-- EXERCISE REQUIREMENTS --
Copy out the lines that have "page" in them.

-- EXTRACTED MATERIAL --
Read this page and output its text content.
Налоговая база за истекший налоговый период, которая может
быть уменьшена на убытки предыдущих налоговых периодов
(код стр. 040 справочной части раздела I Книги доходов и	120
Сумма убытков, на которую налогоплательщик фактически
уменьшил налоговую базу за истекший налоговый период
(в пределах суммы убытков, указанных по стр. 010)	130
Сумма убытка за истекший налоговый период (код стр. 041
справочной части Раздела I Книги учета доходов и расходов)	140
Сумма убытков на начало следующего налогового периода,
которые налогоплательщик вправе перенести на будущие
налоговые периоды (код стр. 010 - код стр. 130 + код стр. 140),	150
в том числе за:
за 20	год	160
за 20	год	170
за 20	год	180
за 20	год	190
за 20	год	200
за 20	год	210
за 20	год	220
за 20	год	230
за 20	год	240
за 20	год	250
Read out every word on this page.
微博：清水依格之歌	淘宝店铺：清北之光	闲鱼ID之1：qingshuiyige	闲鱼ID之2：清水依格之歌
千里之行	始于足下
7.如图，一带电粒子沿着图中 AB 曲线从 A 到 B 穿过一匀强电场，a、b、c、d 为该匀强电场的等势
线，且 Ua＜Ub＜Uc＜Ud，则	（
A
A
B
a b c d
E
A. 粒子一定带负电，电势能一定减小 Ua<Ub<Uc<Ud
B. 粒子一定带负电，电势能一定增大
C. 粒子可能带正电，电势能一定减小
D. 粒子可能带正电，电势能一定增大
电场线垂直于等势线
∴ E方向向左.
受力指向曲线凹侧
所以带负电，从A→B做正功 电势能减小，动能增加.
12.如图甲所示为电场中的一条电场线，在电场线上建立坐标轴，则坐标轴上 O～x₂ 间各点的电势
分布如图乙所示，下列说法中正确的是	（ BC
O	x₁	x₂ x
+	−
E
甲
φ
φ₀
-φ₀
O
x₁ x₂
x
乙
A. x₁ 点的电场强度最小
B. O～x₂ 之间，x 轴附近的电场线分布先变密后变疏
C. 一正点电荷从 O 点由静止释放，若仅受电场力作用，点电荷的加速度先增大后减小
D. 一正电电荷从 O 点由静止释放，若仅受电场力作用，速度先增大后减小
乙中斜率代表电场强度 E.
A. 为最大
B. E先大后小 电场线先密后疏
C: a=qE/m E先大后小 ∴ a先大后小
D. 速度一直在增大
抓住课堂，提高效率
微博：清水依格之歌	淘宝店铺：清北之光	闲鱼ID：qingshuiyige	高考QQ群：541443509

-- RESPONSE --
Read this page and output its text content.
Read out every word on this page.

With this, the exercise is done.